THE REQUEST: Find the lines holding the string "Netherlands" in the data, then copy all of them.
>>>>
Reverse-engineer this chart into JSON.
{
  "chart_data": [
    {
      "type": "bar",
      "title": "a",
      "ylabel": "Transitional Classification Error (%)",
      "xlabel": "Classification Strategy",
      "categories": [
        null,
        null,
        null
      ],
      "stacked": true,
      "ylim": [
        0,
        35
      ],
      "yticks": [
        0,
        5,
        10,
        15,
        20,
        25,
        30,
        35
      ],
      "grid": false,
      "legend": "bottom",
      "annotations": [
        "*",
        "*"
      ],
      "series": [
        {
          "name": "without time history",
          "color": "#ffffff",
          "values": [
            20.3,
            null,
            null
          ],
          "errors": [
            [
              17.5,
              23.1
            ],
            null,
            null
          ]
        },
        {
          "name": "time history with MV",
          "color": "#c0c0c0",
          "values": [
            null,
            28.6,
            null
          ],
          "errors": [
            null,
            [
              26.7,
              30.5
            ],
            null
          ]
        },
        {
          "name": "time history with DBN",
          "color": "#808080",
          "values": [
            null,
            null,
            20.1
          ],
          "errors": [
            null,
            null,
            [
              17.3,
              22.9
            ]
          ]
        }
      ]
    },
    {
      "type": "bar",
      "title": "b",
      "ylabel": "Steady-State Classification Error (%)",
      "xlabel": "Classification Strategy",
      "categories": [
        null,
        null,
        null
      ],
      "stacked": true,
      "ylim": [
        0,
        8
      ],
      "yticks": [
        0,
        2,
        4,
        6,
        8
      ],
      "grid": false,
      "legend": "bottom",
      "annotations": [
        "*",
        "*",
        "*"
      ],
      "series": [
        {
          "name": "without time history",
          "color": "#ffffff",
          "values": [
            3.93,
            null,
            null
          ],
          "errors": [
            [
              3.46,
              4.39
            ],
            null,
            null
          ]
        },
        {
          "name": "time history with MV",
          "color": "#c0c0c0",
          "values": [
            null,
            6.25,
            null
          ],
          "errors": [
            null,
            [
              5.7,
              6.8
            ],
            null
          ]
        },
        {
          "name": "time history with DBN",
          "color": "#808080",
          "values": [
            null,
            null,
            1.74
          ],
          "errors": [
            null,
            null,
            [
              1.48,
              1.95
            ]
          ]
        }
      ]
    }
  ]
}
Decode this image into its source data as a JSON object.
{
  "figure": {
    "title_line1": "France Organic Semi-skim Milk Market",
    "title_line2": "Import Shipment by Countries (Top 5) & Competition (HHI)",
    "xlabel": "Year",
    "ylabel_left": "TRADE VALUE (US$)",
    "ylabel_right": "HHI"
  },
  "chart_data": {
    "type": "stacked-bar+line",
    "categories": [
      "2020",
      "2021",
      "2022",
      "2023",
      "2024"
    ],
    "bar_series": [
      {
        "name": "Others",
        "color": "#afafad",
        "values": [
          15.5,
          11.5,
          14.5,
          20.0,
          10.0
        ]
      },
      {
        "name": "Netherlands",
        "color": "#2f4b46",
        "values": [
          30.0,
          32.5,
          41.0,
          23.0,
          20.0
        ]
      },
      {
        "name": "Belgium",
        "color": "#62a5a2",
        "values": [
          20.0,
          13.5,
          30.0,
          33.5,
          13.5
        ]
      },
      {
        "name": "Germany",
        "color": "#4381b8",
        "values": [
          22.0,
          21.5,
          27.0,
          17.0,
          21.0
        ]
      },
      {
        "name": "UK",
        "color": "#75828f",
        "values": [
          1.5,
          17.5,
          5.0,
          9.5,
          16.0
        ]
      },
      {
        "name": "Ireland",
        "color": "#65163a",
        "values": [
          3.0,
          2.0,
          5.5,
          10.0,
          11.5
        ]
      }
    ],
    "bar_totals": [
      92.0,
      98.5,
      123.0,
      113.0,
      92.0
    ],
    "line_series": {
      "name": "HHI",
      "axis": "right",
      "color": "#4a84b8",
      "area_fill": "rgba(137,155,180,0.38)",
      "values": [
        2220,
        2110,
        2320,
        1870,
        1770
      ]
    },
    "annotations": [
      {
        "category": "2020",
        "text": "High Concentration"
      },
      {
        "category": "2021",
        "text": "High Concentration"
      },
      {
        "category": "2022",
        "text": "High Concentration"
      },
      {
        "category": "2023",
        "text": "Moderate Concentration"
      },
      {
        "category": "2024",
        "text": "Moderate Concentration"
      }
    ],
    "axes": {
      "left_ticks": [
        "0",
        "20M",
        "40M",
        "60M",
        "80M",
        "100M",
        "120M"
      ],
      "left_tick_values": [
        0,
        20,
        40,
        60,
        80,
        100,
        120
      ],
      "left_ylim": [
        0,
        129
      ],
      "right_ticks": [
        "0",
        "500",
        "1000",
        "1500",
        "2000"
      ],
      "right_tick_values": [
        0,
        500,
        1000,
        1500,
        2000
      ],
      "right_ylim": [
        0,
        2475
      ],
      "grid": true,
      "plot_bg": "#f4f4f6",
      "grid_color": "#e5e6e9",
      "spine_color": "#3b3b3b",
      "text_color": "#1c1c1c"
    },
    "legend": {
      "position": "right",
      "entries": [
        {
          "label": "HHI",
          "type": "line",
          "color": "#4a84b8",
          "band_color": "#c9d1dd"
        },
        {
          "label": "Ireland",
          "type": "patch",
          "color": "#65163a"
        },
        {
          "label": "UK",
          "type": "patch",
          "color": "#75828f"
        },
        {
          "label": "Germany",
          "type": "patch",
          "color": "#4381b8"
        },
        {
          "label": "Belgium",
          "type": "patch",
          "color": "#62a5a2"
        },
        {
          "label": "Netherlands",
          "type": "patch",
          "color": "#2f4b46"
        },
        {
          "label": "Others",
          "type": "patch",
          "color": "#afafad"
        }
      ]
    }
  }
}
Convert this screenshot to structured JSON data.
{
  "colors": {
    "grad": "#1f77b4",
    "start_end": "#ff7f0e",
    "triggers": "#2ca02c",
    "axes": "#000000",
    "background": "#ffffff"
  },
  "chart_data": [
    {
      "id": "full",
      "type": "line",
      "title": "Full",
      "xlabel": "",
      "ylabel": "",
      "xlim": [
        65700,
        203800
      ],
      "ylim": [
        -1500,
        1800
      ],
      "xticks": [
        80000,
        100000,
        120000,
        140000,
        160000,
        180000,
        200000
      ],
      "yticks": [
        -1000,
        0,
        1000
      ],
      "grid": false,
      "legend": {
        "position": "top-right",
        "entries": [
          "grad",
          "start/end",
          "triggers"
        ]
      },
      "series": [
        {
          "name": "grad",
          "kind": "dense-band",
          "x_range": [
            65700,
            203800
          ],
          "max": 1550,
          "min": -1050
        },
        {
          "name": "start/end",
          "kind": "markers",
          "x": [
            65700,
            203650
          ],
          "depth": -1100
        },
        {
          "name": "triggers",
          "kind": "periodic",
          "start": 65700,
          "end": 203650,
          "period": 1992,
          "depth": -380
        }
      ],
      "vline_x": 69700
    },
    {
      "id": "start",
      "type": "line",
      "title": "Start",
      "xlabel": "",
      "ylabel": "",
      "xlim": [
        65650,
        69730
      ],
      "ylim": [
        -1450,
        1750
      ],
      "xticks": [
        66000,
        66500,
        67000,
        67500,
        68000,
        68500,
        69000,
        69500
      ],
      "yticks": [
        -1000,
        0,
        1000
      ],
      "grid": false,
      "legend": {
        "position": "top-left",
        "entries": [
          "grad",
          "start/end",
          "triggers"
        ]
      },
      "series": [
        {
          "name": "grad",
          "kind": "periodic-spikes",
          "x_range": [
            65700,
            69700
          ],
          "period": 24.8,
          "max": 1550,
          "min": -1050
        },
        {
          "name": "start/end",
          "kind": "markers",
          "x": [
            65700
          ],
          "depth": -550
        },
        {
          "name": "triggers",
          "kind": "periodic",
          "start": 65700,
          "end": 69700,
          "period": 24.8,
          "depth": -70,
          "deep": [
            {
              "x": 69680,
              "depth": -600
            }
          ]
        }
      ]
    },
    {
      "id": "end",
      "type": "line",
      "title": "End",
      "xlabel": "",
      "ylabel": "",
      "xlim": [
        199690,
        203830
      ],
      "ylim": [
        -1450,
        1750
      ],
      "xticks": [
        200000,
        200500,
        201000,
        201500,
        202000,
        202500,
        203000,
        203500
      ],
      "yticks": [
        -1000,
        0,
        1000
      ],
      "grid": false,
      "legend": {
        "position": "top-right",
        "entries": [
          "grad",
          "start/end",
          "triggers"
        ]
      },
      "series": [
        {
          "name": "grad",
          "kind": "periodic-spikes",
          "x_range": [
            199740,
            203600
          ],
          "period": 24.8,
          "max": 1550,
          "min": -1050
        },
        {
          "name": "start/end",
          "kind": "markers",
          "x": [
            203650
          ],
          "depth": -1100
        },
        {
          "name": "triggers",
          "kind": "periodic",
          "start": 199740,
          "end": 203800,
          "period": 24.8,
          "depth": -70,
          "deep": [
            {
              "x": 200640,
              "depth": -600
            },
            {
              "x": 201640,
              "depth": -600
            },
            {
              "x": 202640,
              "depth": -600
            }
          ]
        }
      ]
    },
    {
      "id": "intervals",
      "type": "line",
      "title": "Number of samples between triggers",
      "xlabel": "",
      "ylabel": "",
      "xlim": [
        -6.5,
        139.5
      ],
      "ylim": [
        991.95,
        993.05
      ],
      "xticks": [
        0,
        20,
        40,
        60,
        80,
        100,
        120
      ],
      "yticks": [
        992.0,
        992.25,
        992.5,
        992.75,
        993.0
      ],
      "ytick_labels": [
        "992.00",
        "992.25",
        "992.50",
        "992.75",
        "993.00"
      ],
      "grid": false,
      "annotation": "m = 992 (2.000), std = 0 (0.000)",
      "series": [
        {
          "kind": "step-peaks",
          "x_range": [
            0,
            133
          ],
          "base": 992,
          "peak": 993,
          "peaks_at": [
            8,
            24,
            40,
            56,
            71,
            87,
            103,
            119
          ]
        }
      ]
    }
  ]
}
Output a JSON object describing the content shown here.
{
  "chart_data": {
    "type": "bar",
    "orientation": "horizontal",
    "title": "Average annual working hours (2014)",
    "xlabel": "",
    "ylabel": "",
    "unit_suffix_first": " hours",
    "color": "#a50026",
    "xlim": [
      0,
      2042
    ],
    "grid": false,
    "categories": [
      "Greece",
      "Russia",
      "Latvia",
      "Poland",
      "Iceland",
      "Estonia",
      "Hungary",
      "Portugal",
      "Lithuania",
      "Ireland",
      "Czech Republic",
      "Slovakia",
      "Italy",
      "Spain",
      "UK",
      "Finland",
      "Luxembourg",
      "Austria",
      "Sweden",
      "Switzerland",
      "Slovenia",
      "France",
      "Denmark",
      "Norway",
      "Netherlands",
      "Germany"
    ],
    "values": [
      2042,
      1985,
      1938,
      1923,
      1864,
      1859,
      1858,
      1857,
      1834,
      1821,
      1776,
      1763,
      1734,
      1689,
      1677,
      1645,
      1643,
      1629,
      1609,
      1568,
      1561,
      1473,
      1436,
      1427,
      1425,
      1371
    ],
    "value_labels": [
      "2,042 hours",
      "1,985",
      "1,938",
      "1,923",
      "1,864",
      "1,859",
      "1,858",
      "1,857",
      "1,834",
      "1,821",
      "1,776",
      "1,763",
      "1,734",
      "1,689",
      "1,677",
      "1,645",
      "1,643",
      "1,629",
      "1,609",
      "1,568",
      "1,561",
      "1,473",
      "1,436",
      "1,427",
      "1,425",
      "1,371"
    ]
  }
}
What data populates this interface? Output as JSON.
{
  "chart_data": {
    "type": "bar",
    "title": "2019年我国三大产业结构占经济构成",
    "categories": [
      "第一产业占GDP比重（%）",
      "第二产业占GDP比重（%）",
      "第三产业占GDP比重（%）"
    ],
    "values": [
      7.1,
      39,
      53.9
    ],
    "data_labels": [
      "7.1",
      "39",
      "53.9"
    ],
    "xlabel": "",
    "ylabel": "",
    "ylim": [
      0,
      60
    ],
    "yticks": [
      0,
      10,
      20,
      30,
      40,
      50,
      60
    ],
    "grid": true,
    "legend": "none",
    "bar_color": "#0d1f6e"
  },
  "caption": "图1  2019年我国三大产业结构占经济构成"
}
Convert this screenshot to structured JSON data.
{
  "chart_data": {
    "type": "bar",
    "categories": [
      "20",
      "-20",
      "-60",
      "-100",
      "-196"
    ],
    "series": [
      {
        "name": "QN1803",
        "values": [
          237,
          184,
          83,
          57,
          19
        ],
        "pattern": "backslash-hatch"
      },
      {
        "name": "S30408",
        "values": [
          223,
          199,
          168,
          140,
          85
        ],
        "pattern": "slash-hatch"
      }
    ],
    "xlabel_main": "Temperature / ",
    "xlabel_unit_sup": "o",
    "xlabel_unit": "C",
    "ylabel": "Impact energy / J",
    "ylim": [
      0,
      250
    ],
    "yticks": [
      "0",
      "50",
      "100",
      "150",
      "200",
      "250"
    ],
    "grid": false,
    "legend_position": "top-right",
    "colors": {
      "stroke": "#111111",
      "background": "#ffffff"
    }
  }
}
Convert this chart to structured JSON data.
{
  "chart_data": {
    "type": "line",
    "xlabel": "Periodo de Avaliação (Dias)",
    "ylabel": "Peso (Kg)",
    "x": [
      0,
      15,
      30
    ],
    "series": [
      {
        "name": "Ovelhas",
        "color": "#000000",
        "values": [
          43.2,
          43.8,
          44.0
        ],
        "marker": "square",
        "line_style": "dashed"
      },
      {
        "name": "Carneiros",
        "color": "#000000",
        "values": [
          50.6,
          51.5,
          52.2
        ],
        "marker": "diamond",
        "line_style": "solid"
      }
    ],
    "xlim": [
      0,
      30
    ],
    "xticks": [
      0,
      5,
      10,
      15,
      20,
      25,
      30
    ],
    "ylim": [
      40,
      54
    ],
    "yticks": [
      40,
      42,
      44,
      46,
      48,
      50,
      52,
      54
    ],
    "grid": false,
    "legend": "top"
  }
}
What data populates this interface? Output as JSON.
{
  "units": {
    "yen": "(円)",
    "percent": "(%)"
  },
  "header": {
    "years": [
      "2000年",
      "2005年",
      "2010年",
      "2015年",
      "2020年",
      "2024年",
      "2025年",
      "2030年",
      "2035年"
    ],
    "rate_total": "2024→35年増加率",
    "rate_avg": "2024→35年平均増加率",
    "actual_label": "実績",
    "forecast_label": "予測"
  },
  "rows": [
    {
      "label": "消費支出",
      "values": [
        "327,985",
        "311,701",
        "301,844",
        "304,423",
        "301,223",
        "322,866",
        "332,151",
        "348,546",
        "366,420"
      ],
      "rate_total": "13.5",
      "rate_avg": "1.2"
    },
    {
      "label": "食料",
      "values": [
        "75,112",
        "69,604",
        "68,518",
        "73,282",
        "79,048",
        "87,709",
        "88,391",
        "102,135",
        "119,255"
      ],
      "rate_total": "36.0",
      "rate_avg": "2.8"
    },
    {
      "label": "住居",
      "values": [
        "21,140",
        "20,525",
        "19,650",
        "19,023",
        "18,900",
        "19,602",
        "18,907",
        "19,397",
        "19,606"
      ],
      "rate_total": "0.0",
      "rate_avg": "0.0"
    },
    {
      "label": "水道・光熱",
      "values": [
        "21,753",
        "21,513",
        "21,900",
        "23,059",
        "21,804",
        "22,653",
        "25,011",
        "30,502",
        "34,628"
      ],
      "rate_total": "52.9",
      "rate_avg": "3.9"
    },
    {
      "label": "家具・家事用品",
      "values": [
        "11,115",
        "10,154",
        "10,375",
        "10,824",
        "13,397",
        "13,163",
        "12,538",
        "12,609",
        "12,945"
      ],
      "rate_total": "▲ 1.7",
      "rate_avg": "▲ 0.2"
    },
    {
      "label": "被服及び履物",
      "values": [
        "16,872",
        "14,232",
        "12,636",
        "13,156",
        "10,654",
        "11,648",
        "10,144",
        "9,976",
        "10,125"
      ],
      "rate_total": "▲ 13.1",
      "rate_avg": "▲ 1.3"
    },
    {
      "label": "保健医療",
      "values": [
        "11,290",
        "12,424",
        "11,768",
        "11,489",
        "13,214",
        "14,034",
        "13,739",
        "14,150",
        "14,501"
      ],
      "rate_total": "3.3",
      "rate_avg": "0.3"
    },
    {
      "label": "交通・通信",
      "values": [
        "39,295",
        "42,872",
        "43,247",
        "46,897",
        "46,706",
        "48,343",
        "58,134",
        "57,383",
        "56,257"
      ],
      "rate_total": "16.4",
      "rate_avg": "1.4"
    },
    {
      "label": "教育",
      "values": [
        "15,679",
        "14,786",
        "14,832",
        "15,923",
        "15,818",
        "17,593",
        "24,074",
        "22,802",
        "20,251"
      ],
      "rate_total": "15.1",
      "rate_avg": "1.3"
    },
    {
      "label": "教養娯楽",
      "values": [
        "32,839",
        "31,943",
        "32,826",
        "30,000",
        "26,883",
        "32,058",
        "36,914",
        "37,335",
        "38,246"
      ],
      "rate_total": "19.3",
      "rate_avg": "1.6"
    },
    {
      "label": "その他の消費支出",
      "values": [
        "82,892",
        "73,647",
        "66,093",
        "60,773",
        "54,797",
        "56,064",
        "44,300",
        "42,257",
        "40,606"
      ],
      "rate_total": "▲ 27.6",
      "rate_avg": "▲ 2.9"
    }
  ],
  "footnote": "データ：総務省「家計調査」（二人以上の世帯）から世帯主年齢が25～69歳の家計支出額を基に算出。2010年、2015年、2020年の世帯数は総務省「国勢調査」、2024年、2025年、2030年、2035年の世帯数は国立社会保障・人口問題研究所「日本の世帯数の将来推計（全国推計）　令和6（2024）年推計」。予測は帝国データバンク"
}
<<<<
REPLY:
        "name": "Netherlands",
          "label": "Netherlands",
      "Netherlands",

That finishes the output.